● **DIRECTIONS FOR THIS TASK**
Only the pictures stay out; every record is to be quoted exactly.

□ □ □

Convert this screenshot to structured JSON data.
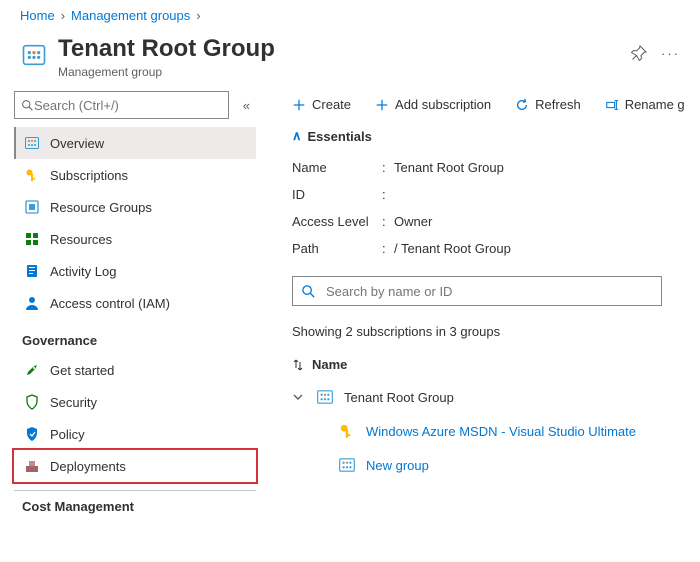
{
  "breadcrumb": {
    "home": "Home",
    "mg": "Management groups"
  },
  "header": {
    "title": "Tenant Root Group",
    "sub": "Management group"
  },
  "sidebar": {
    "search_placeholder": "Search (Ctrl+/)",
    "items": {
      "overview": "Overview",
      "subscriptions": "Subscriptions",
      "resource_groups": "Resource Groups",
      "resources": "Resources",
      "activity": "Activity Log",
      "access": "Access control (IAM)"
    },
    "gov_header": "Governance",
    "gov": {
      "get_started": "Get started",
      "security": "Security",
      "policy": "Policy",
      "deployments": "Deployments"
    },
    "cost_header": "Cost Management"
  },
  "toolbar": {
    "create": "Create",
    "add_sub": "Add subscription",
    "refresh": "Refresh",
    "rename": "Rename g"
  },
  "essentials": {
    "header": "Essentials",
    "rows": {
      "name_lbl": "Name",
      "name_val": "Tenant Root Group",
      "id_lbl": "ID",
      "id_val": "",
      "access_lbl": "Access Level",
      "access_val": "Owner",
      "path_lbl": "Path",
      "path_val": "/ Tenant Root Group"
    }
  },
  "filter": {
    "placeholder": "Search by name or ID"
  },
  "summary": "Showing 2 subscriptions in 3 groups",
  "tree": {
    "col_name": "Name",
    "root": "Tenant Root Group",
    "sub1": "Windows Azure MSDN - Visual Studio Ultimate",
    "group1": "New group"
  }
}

□ □ □

● **WRITTEN SOLUTION**
Convert this screenshot to structured JSON data.
{
  "breadcrumb": {
    "home": "Home",
    "mg": "Management groups"
  },
  "header": {
    "title": "Tenant Root Group",
    "sub": "Management group"
  },
  "sidebar": {
    "search_placeholder": "Search (Ctrl+/)",
    "items": {
      "overview": "Overview",
      "subscriptions": "Subscriptions",
      "resource_groups": "Resource Groups",
      "resources": "Resources",
      "activity": "Activity Log",
      "access": "Access control (IAM)"
    },
    "gov_header": "Governance",
    "gov": {
      "get_started": "Get started",
      "security": "Security",
      "policy": "Policy",
      "deployments": "Deployments"
    },
    "cost_header": "Cost Management"
  },
  "toolbar": {
    "create": "Create",
    "add_sub": "Add subscription",
    "refresh": "Refresh",
    "rename": "Rename g"
  },
  "essentials": {
    "header": "Essentials",
    "rows": {
      "name_lbl": "Name",
      "name_val": "Tenant Root Group",
      "id_lbl": "ID",
      "id_val": "",
      "access_lbl": "Access Level",
      "access_val": "Owner",
      "path_lbl": "Path",
      "path_val": "/ Tenant Root Group"
    }
  },
  "filter": {
    "placeholder": "Search by name or ID"
  },
  "summary": "Showing 2 subscriptions in 3 groups",
  "tree": {
    "col_name": "Name",
    "root": "Tenant Root Group",
    "sub1": "Windows Azure MSDN - Visual Studio Ultimate",
    "group1": "New group"
  }
}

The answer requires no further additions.